Photo Credit: Saul Jay Singer

Myron C. Taylor (1874-1959) was a leading American industrialist and an important geopolitical diplomat during and after World War II. One of the great textile industry magnates, he later became the head of U.S. Steel before being selected by President Franklin D. Roosevelt in 1938 to represent the United States at the Évian Conference in France, and then as the president’s personal envoy to Pope Pius XII. As a diplomat, he played a leading role in some of the most important geopolitical events of the World War II era, and he devoted considerable effort to saving Jewish and other refugees from Hitler’s Europe. Notwithstanding all these accomplishments and the heavy public scrutiny that he bore throughout his life, he was a man who managed to retain his privacy and few remember him today.

Taylor portrait.

After earning a law degree from Cornell Law School in 1894, Taylor struggled to establish a small-town law practice for five years before joining his brother on Wall Street and turning to practicing corporate law. While handling litigation for his father’s tannery, he won a U.S. government contract to manufacture mail pouches and related products, and he moved into the textile and mail delivery business. His innovations included standardizing envelope sizes and inventing the ubiquitous transparent “window” in envelopes through which the recipient’s address is displayed, and he evidenced concern for his workers by providing insurance for them.


Taylor went on to acquire struggling cotton mills and, using what came to be known as “the Taylor Formula,” he transformed their labor practices and modernized their technology and, in relatively short order, he dominated the textile industry. Displaying the amazing foresight that characterized his entire life, he saw the potential of the nascent automobile industry and launched a textile firm that became the leading supplier of combined tire fabric for which, during World War I, he became the leading supplier for the American military war effort.

§ GIVEN INSTRUCTION A
From the listing, return the lines verbatim, beginning at the line that contains "- tick-label-mantissa: 8x10: [69, 180, 100, 196]" and stopping after the line that contains "- tick-label-exponent: 11: [101, 119, 112, 131]".
The text and the listing come from unrelated sources.

§ RECORDS SUPPLIED
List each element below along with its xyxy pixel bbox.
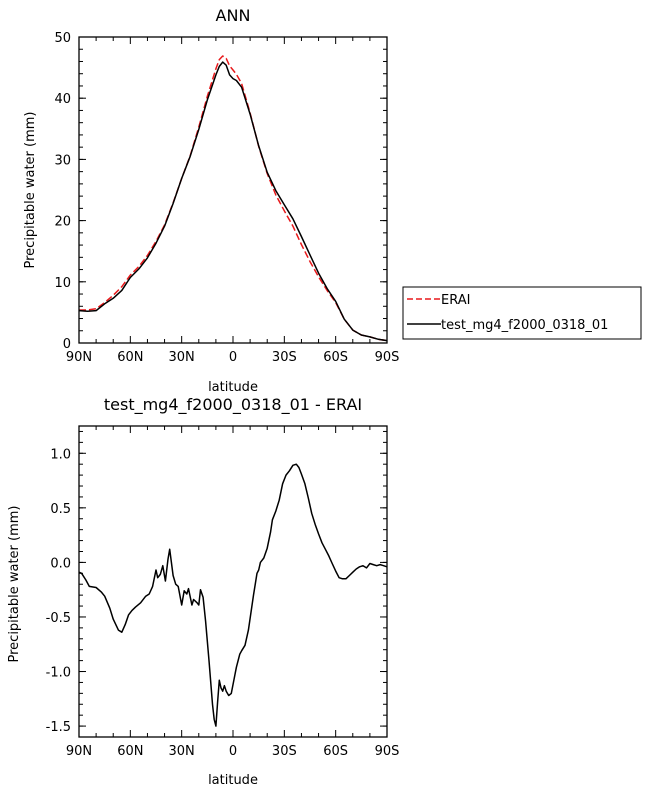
y-tick-label: 0.5 [50,502,71,517]
bottom-chart-x-axis-label: latitude [208,773,258,788]
x-tick-label: 30N [169,350,195,365]
series-line-erai [79,55,388,342]
legend-box [402,286,642,340]
top-chart-lines [78,55,388,342]
top-chart-y-axis-label: Precipitable water (mm) [23,112,38,269]
y-tick-label: 50 [54,31,71,46]
x-tick-label: 90S [375,744,400,759]
bottom-chart-lines [78,463,388,727]
y-tick-label: -0.5 [46,611,71,626]
top-chart-plot-frame [78,36,388,344]
series-line-difference [78,463,388,727]
x-tick-label: 90S [375,350,400,365]
y-tick-label: 10 [54,276,71,291]
y-tick-label: 0 [63,337,71,352]
bottom-chart-plot-frame [78,425,388,738]
legend-label-test: test_mg4_f2000_0318_01 [441,318,608,333]
y-tick-label: 0.0 [50,556,71,571]
top-panel: ANN Precipitable water (mm) latitude 90N… [23,6,399,395]
x-tick-label: 60N [117,744,143,759]
x-tick-label: 30N [169,744,195,759]
bottom-chart-ticks: 90N 60N 30N 0 30S 60S 90S -1.5 -1.0 -0.5 0.0 0.5 1.0 [46,426,400,759]
bottom-chart-y-axis-label: Precipitable water (mm) [7,506,22,663]
x-tick-label: 30S [272,350,297,365]
x-tick-label: 60S [323,350,348,365]
legend-label-erai: ERAI [441,293,470,308]
x-tick-label: 0 [229,744,237,759]
bottom-chart-title: test_mg4_f2000_0318_01 - ERAI [104,395,362,415]
y-tick-label: 40 [54,92,71,107]
y-tick-label: -1.5 [46,720,71,735]
x-tick-label: 90N [66,350,92,365]
top-chart-title: ANN [216,6,251,25]
y-tick-label: 1.0 [50,447,71,462]
y-tick-label: -1.0 [46,666,71,681]
bottom-panel: test_mg4_f2000_0318_01 - ERAI Precipitab… [7,395,399,788]
series-line-test-mg4-f2000-0318-01 [78,61,388,342]
top-chart-ticks: 90N 60N 30N 0 30S 60S 90S 0 10 20 30 40 50 [54,31,399,365]
legend: ERAI test_mg4_f2000_0318_01 [402,286,642,340]
x-tick-label: 60N [117,350,143,365]
y-tick-label: 30 [54,153,71,168]
y-tick-label: 20 [54,215,71,230]
x-tick-label: 60S [323,744,348,759]
x-tick-label: 30S [272,744,297,759]
x-tick-label: 0 [229,350,237,365]
x-tick-label: 90N [66,744,92,759]
top-chart-x-axis-label: latitude [208,380,258,395]
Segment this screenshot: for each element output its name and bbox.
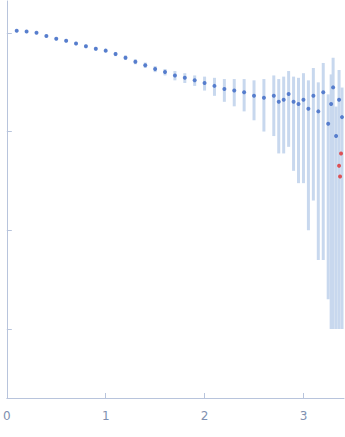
svg-text:1: 1 (102, 409, 110, 423)
svg-text:0: 0 (3, 409, 11, 423)
svg-text:3: 3 (300, 409, 308, 423)
svg-text:2: 2 (201, 409, 209, 423)
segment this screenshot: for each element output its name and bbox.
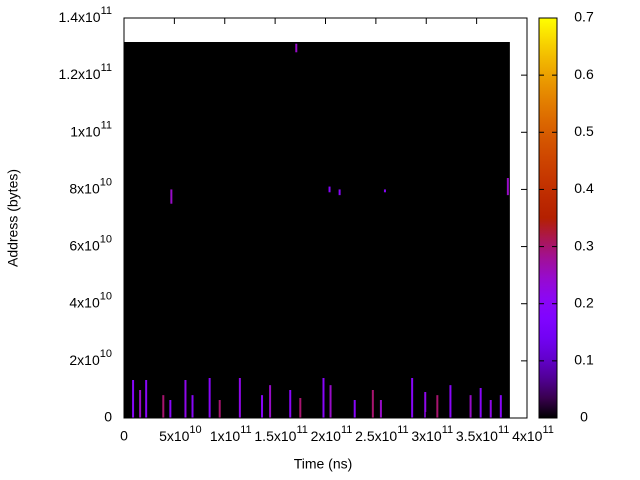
- tick-label-mantissa: 8x10: [69, 180, 100, 196]
- tick-label: 1.2x1011: [59, 62, 112, 82]
- tick-label-exponent: 11: [101, 5, 112, 17]
- tick-label: 2x1011: [311, 424, 353, 444]
- heatmap-cell: [169, 400, 172, 418]
- tick-label-exponent: 11: [101, 119, 112, 131]
- colorbar: [538, 17, 558, 419]
- tick-label-mantissa: 1.2x10: [59, 66, 101, 82]
- tick-label-mantissa: 6x10: [69, 237, 100, 253]
- heatmap-cell: [238, 378, 241, 418]
- x-axis-label: Time (ns): [294, 456, 353, 472]
- heatmap-cell: [132, 380, 135, 418]
- tick-label-exponent: 11: [101, 62, 112, 74]
- tick-label-mantissa: 2x10: [311, 428, 342, 444]
- tick-label-mantissa: 4x10: [69, 294, 100, 310]
- tick-label-exponent: 11: [542, 424, 553, 436]
- heatmap-cell: [289, 390, 292, 418]
- heatmap-cell: [489, 400, 492, 418]
- tick-label: 2.5x1011: [355, 424, 408, 444]
- tick-label: 1x1011: [210, 424, 252, 444]
- tick-label: 3x1011: [411, 424, 453, 444]
- heatmap-cell: [162, 395, 165, 418]
- colorbar-tick-label: 0.1: [574, 352, 594, 368]
- colorbar-tick-label: 0.3: [574, 237, 594, 253]
- heatmap-cell: [329, 385, 332, 418]
- colorbar-tick-label: 0.7: [574, 9, 594, 25]
- heatmap-cell: [379, 400, 382, 418]
- heatmap-cell: [269, 385, 272, 418]
- heatmap-cell: [295, 43, 298, 53]
- heatmap-cell: [499, 395, 502, 418]
- heatmap-cell: [328, 186, 331, 193]
- heatmap-cell: [218, 400, 221, 418]
- heatmap-cell: [322, 378, 325, 418]
- tick-label: 1x1011: [70, 119, 112, 139]
- heatmap-cell: [436, 395, 439, 418]
- heatmap-cell: [170, 189, 173, 204]
- tick-label: 6x1010: [69, 233, 112, 253]
- tick-label-mantissa: 1.5x10: [254, 428, 296, 444]
- tick-label-mantissa: 5x10: [159, 428, 190, 444]
- tick-label-mantissa: 4x10: [512, 428, 543, 444]
- tick-label-exponent: 10: [189, 424, 201, 436]
- y-axis-label: Address (bytes): [5, 169, 21, 267]
- tick-label: 4x1010: [69, 291, 112, 311]
- tick-label: 1.4x1011: [59, 5, 112, 25]
- colorbar-tick-label: 0.4: [574, 180, 594, 196]
- tick-label-exponent: 11: [498, 424, 509, 436]
- tick-label-mantissa: 2.5x10: [355, 428, 397, 444]
- tick-label: 3.5x1011: [456, 424, 509, 444]
- tick-label-exponent: 11: [341, 424, 352, 436]
- heatmap-cell: [191, 395, 194, 418]
- heatmap-cell: [424, 392, 427, 418]
- heatmap-cell: [208, 378, 211, 418]
- heatmap-cell: [261, 395, 264, 418]
- tick-label-exponent: 10: [100, 291, 112, 303]
- tick-label: 4x1011: [512, 424, 554, 444]
- tick-label: 0: [104, 409, 112, 425]
- heatmap-cell: [449, 385, 452, 418]
- colorbar-tick-label: 0.6: [574, 66, 594, 82]
- heatmap-cell: [338, 189, 341, 196]
- tick-label: 1.5x1011: [254, 424, 307, 444]
- tick-label-exponent: 11: [296, 424, 307, 436]
- colorbar-tick-label: 0: [580, 409, 588, 425]
- tick-label-mantissa: 3.5x10: [456, 428, 498, 444]
- tick-label-mantissa: 1x10: [70, 123, 101, 139]
- tick-label-exponent: 10: [100, 176, 112, 188]
- heatmap-cell: [469, 395, 472, 418]
- heatmap-cell: [184, 380, 187, 418]
- tick-label: 5x1010: [159, 424, 202, 444]
- colorbar-tick-label: 0.2: [574, 294, 594, 310]
- tick-label-exponent: 11: [240, 424, 251, 436]
- tick-label-exponent: 11: [397, 424, 408, 436]
- heatmap-cell: [139, 390, 142, 418]
- tick-label-mantissa: 1.4x10: [59, 9, 101, 25]
- heatmap-cell: [383, 189, 386, 193]
- heatmap-cell: [411, 378, 414, 418]
- heatmap-cell: [353, 400, 356, 418]
- heatmap-cell: [371, 390, 374, 418]
- tick-label: 0: [120, 428, 128, 444]
- heatmap-cell: [299, 398, 302, 418]
- heatmap-cell: [506, 178, 509, 196]
- tick-label-exponent: 10: [100, 233, 112, 245]
- tick-label-exponent: 11: [442, 424, 453, 436]
- tick-label-exponent: 10: [100, 348, 112, 360]
- tick-label-mantissa: 3x10: [411, 428, 442, 444]
- heatmap-cell: [145, 380, 148, 418]
- tick-label: 2x1010: [69, 348, 112, 368]
- tick-label: 8x1010: [69, 176, 112, 196]
- tick-label-mantissa: 1x10: [210, 428, 241, 444]
- tick-label-mantissa: 2x10: [69, 352, 100, 368]
- heatmap-cell: [479, 388, 482, 418]
- colorbar-tick-label: 0.5: [574, 123, 594, 139]
- heatmap-background: [124, 42, 510, 418]
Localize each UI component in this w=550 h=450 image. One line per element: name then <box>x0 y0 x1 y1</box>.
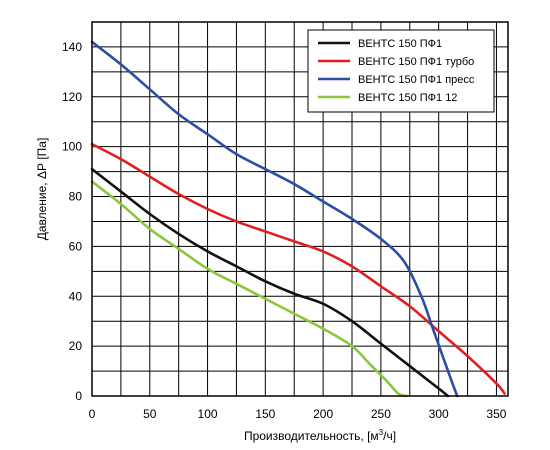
x-axis-label-tail: /ч] <box>383 429 396 443</box>
legend: ВЕНТС 150 ПФ1 ВЕНТС 150 ПФ1 турбо ВЕНТС 15… <box>307 29 495 113</box>
x-tick-label: 100 <box>198 407 218 421</box>
x-tick-label: 200 <box>313 407 333 421</box>
legend-entry-2: ВЕНТС 150 ПФ1 турбо <box>358 56 474 68</box>
x-tick-label: 350 <box>486 407 506 421</box>
series-layer <box>90 40 506 398</box>
series-line-2 <box>90 142 506 395</box>
x-tick-label: 50 <box>143 407 157 421</box>
y-axis-label: Давление, ΔР [Па] <box>35 138 49 241</box>
y-axis-ticks: 0 20 40 60 80 100 120 140 <box>62 40 82 403</box>
y-tick-label: 40 <box>69 289 83 303</box>
x-tick-label: 300 <box>429 407 449 421</box>
legend-entry-4: ВЕНТС 150 ПФ1 12 <box>358 92 457 104</box>
y-tick-label: 0 <box>75 389 82 403</box>
y-tick-label: 120 <box>62 90 82 104</box>
series-line-4 <box>90 180 408 398</box>
legend-entry-1: ВЕНТС 150 ПФ1 <box>358 38 442 50</box>
y-tick-label: 80 <box>69 190 83 204</box>
x-tick-label: 0 <box>89 407 96 421</box>
plot-area-frame <box>91 21 509 397</box>
x-axis-ticks: 0 50 100 150 200 250 300 350 <box>89 407 507 421</box>
y-tick-label: 100 <box>62 140 82 154</box>
x-axis-label: Производительность, [м3/ч] <box>244 428 396 443</box>
y-tick-label: 140 <box>62 40 82 54</box>
legend-entry-3: ВЕНТС 150 ПФ1 пресс <box>358 74 475 86</box>
y-tick-label: 60 <box>69 239 83 253</box>
y-tick-label: 20 <box>69 339 83 353</box>
x-tick-label: 250 <box>371 407 391 421</box>
x-tick-label: 150 <box>255 407 275 421</box>
x-axis-label-main: Производительность, [м <box>244 429 379 443</box>
series-line-3 <box>90 40 459 398</box>
series-line-1 <box>90 167 450 398</box>
x-axis-label-sup: 3 <box>379 428 384 437</box>
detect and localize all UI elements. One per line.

§ GIVEN INSTRUCTION B
Retype the part of the Myron C. Taylor text that begins at the words "After earning a" and stops after "insurance for them.", keeping it unchanged.

§ COMPLETE OUTPUT A
- tick-label-mantissa: 8x10: [69, 180, 100, 196]
- tick-label: 1.2x1011: [59, 62, 112, 82]
- tick-label-exponent: 11: [101, 5, 112, 17]
- tick-label: 2x1011: [311, 424, 353, 444]
- heatmap-cell: [169, 400, 172, 418]
- tick-label-exponent: 11: [101, 119, 112, 131]

§ COMPLETE OUTPUT B
After earning a law degree from Cornell Law School in 1894, Taylor struggled to establish a small-town law practice for five years before joining his brother on Wall Street and turning to practicing corporate law. While handling litigation for his father’s tannery, he won a U.S. government contract to manufacture mail pouches and related products, and he moved into the textile and mail delivery business. His innovations included standardizing envelope sizes and inventing the ubiquitous transparent “window” in envelopes through which the recipient’s address is displayed, and he evidenced concern for his workers by providing insurance for them.